§ Problem
Transcribe the records in full, keeping every character as it is.

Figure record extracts
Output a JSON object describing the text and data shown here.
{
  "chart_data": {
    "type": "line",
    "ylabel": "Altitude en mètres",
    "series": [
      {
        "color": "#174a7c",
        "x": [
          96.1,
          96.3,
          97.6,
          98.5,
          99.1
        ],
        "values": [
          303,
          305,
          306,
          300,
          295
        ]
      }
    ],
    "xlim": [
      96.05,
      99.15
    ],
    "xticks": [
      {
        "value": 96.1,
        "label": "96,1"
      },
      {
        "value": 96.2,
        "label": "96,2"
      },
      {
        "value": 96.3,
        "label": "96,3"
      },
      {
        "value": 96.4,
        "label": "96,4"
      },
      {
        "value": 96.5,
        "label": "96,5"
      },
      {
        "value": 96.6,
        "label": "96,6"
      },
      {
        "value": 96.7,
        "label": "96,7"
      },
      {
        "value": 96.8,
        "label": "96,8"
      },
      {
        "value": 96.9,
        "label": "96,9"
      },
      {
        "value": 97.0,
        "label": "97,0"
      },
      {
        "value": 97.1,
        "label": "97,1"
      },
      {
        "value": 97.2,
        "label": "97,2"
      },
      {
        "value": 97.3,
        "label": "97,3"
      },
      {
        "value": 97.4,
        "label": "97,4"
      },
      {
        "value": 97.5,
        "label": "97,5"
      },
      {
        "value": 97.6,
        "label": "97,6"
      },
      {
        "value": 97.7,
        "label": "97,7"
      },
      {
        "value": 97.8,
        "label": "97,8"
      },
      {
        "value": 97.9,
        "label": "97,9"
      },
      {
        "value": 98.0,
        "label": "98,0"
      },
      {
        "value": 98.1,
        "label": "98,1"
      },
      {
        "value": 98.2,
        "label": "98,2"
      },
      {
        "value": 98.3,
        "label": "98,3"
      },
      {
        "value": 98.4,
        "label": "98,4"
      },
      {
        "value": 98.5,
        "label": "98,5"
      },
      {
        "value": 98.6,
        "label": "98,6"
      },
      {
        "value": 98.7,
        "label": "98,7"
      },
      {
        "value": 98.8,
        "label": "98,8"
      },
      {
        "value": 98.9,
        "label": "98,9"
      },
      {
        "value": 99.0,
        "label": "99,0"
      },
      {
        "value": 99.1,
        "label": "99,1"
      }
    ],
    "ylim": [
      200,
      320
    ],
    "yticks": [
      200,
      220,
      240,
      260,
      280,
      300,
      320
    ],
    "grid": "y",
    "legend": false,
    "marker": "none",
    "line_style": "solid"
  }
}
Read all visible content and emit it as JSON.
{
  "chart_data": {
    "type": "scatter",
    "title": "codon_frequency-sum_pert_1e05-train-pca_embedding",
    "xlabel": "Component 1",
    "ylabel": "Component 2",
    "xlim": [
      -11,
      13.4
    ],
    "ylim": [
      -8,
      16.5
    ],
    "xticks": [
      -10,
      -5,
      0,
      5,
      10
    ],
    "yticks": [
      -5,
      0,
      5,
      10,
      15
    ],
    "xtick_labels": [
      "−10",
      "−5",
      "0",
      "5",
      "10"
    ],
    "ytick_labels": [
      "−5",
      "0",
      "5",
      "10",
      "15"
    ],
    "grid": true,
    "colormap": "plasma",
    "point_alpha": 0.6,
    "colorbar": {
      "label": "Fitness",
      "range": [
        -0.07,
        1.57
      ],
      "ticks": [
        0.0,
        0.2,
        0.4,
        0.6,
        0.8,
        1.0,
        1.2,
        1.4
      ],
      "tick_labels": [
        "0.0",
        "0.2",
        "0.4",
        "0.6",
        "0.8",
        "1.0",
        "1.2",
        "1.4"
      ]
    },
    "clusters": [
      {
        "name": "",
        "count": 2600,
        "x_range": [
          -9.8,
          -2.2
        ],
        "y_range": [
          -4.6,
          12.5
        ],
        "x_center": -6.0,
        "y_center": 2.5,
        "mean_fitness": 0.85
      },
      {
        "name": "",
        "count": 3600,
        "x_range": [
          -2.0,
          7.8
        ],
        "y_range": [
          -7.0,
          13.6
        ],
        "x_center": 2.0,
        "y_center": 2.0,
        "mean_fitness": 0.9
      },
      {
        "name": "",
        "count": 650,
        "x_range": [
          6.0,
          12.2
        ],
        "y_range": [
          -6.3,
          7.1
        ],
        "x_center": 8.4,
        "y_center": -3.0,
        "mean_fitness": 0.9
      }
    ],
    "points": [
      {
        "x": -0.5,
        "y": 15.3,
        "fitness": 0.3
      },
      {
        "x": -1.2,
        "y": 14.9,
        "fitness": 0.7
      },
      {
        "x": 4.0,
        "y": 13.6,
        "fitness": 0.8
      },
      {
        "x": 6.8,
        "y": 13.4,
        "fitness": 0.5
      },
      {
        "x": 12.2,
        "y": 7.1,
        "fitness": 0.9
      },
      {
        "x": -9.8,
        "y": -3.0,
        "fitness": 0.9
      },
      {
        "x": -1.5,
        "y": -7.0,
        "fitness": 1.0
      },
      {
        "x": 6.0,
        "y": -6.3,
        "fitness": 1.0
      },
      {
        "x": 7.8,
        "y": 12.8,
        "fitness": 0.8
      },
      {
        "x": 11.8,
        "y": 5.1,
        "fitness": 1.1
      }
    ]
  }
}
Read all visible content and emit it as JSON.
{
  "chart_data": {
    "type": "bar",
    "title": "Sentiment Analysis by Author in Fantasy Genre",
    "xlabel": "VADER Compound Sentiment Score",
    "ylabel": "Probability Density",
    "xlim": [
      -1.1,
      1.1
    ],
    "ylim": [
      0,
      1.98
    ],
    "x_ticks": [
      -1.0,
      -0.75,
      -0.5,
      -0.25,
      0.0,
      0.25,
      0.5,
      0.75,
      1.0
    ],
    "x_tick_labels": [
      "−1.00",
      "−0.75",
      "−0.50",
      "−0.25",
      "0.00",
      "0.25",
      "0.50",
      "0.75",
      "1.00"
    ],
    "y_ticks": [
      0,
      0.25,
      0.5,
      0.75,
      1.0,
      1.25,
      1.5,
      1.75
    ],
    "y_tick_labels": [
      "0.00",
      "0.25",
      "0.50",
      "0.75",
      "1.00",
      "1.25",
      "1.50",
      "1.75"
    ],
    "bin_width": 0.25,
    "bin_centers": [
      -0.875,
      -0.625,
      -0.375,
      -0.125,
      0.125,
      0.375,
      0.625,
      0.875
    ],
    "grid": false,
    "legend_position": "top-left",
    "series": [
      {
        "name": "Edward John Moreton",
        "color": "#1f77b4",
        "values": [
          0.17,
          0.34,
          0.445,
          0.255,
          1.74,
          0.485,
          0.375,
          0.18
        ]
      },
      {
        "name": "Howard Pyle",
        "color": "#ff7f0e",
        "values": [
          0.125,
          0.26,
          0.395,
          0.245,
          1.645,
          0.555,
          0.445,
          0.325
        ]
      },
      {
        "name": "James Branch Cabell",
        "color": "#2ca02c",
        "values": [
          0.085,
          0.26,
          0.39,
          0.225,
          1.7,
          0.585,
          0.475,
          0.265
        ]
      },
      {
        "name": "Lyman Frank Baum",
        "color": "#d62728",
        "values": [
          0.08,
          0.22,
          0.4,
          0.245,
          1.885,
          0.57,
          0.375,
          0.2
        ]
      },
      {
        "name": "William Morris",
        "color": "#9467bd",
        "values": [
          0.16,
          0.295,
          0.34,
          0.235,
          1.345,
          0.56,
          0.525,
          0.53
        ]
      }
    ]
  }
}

§ Exercise solution
Output a JSON object describing the text and data shown here.
{
  "chart_data": {
    "type": "line",
    "ylabel": "Altitude en mètres",
    "series": [
      {
        "color": "#174a7c",
        "x": [
          96.1,
          96.3,
          97.6,
          98.5,
          99.1
        ],
        "values": [
          303,
          305,
          306,
          300,
          295
        ]
      }
    ],
    "xlim": [
      96.05,
      99.15
    ],
    "xticks": [
      {
        "value": 96.1,
        "label": "96,1"
      },
      {
        "value": 96.2,
        "label": "96,2"
      },
      {
        "value": 96.3,
        "label": "96,3"
      },
      {
        "value": 96.4,
        "label": "96,4"
      },
      {
        "value": 96.5,
        "label": "96,5"
      },
      {
        "value": 96.6,
        "label": "96,6"
      },
      {
        "value": 96.7,
        "label": "96,7"
      },
      {
        "value": 96.8,
        "label": "96,8"
      },
      {
        "value": 96.9,
        "label": "96,9"
      },
      {
        "value": 97.0,
        "label": "97,0"
      },
      {
        "value": 97.1,
        "label": "97,1"
      },
      {
        "value": 97.2,
        "label": "97,2"
      },
      {
        "value": 97.3,
        "label": "97,3"
      },
      {
        "value": 97.4,
        "label": "97,4"
      },
      {
        "value": 97.5,
        "label": "97,5"
      },
      {
        "value": 97.6,
        "label": "97,6"
      },
      {
        "value": 97.7,
        "label": "97,7"
      },
      {
        "value": 97.8,
        "label": "97,8"
      },
      {
        "value": 97.9,
        "label": "97,9"
      },
      {
        "value": 98.0,
        "label": "98,0"
      },
      {
        "value": 98.1,
        "label": "98,1"
      },
      {
        "value": 98.2,
        "label": "98,2"
      },
      {
        "value": 98.3,
        "label": "98,3"
      },
      {
        "value": 98.4,
        "label": "98,4"
      },
      {
        "value": 98.5,
        "label": "98,5"
      },
      {
        "value": 98.6,
        "label": "98,6"
      },
      {
        "value": 98.7,
        "label": "98,7"
      },
      {
        "value": 98.8,
        "label": "98,8"
      },
      {
        "value": 98.9,
        "label": "98,9"
      },
      {
        "value": 99.0,
        "label": "99,0"
      },
      {
        "value": 99.1,
        "label": "99,1"
      }
    ],
    "ylim": [
      200,
      320
    ],
    "yticks": [
      200,
      220,
      240,
      260,
      280,
      300,
      320
    ],
    "grid": "y",
    "legend": false,
    "marker": "none",
    "line_style": "solid"
  }
}
Read all visible content and emit it as JSON.
{
  "chart_data": {
    "type": "scatter",
    "title": "codon_frequency-sum_pert_1e05-train-pca_embedding",
    "xlabel": "Component 1",
    "ylabel": "Component 2",
    "xlim": [
      -11,
      13.4
    ],
    "ylim": [
      -8,
      16.5
    ],
    "xticks": [
      -10,
      -5,
      0,
      5,
      10
    ],
    "yticks": [
      -5,
      0,
      5,
      10,
      15
    ],
    "xtick_labels": [
      "−10",
      "−5",
      "0",
      "5",
      "10"
    ],
    "ytick_labels": [
      "−5",
      "0",
      "5",
      "10",
      "15"
    ],
    "grid": true,
    "colormap": "plasma",
    "point_alpha": 0.6,
    "colorbar": {
      "label": "Fitness",
      "range": [
        -0.07,
        1.57
      ],
      "ticks": [
        0.0,
        0.2,
        0.4,
        0.6,
        0.8,
        1.0,
        1.2,
        1.4
      ],
      "tick_labels": [
        "0.0",
        "0.2",
        "0.4",
        "0.6",
        "0.8",
        "1.0",
        "1.2",
        "1.4"
      ]
    },
    "clusters": [
      {
        "name": "",
        "count": 2600,
        "x_range": [
          -9.8,
          -2.2
        ],
        "y_range": [
          -4.6,
          12.5
        ],
        "x_center": -6.0,
        "y_center": 2.5,
        "mean_fitness": 0.85
      },
      {
        "name": "",
        "count": 3600,
        "x_range": [
          -2.0,
          7.8
        ],
        "y_range": [
          -7.0,
          13.6
        ],
        "x_center": 2.0,
        "y_center": 2.0,
        "mean_fitness": 0.9
      },
      {
        "name": "",
        "count": 650,
        "x_range": [
          6.0,
          12.2
        ],
        "y_range": [
          -6.3,
          7.1
        ],
        "x_center": 8.4,
        "y_center": -3.0,
        "mean_fitness": 0.9
      }
    ],
    "points": [
      {
        "x": -0.5,
        "y": 15.3,
        "fitness": 0.3
      },
      {
        "x": -1.2,
        "y": 14.9,
        "fitness": 0.7
      },
      {
        "x": 4.0,
        "y": 13.6,
        "fitness": 0.8
      },
      {
        "x": 6.8,
        "y": 13.4,
        "fitness": 0.5
      },
      {
        "x": 12.2,
        "y": 7.1,
        "fitness": 0.9
      },
      {
        "x": -9.8,
        "y": -3.0,
        "fitness": 0.9
      },
      {
        "x": -1.5,
        "y": -7.0,
        "fitness": 1.0
      },
      {
        "x": 6.0,
        "y": -6.3,
        "fitness": 1.0
      },
      {
        "x": 7.8,
        "y": 12.8,
        "fitness": 0.8
      },
      {
        "x": 11.8,
        "y": 5.1,
        "fitness": 1.1
      }
    ]
  }
}
Read all visible content and emit it as JSON.
{
  "chart_data": {
    "type": "bar",
    "title": "Sentiment Analysis by Author in Fantasy Genre",
    "xlabel": "VADER Compound Sentiment Score",
    "ylabel": "Probability Density",
    "xlim": [
      -1.1,
      1.1
    ],
    "ylim": [
      0,
      1.98
    ],
    "x_ticks": [
      -1.0,
      -0.75,
      -0.5,
      -0.25,
      0.0,
      0.25,
      0.5,
      0.75,
      1.0
    ],
    "x_tick_labels": [
      "−1.00",
      "−0.75",
      "−0.50",
      "−0.25",
      "0.00",
      "0.25",
      "0.50",
      "0.75",
      "1.00"
    ],
    "y_ticks": [
      0,
      0.25,
      0.5,
      0.75,
      1.0,
      1.25,
      1.5,
      1.75
    ],
    "y_tick_labels": [
      "0.00",
      "0.25",
      "0.50",
      "0.75",
      "1.00",
      "1.25",
      "1.50",
      "1.75"
    ],
    "bin_width": 0.25,
    "bin_centers": [
      -0.875,
      -0.625,
      -0.375,
      -0.125,
      0.125,
      0.375,
      0.625,
      0.875
    ],
    "grid": false,
    "legend_position": "top-left",
    "series": [
      {
        "name": "Edward John Moreton",
        "color": "#1f77b4",
        "values": [
          0.17,
          0.34,
          0.445,
          0.255,
          1.74,
          0.485,
          0.375,
          0.18
        ]
      },
      {
        "name": "Howard Pyle",
        "color": "#ff7f0e",
        "values": [
          0.125,
          0.26,
          0.395,
          0.245,
          1.645,
          0.555,
          0.445,
          0.325
        ]
      },
      {
        "name": "James Branch Cabell",
        "color": "#2ca02c",
        "values": [
          0.085,
          0.26,
          0.39,
          0.225,
          1.7,
          0.585,
          0.475,
          0.265
        ]
      },
      {
        "name": "Lyman Frank Baum",
        "color": "#d62728",
        "values": [
          0.08,
          0.22,
          0.4,
          0.245,
          1.885,
          0.57,
          0.375,
          0.2
        ]
      },
      {
        "name": "William Morris",
        "color": "#9467bd",
        "values": [
          0.16,
          0.295,
          0.34,
          0.235,
          1.345,
          0.56,
          0.525,
          0.53
        ]
      }
    ]
  }
}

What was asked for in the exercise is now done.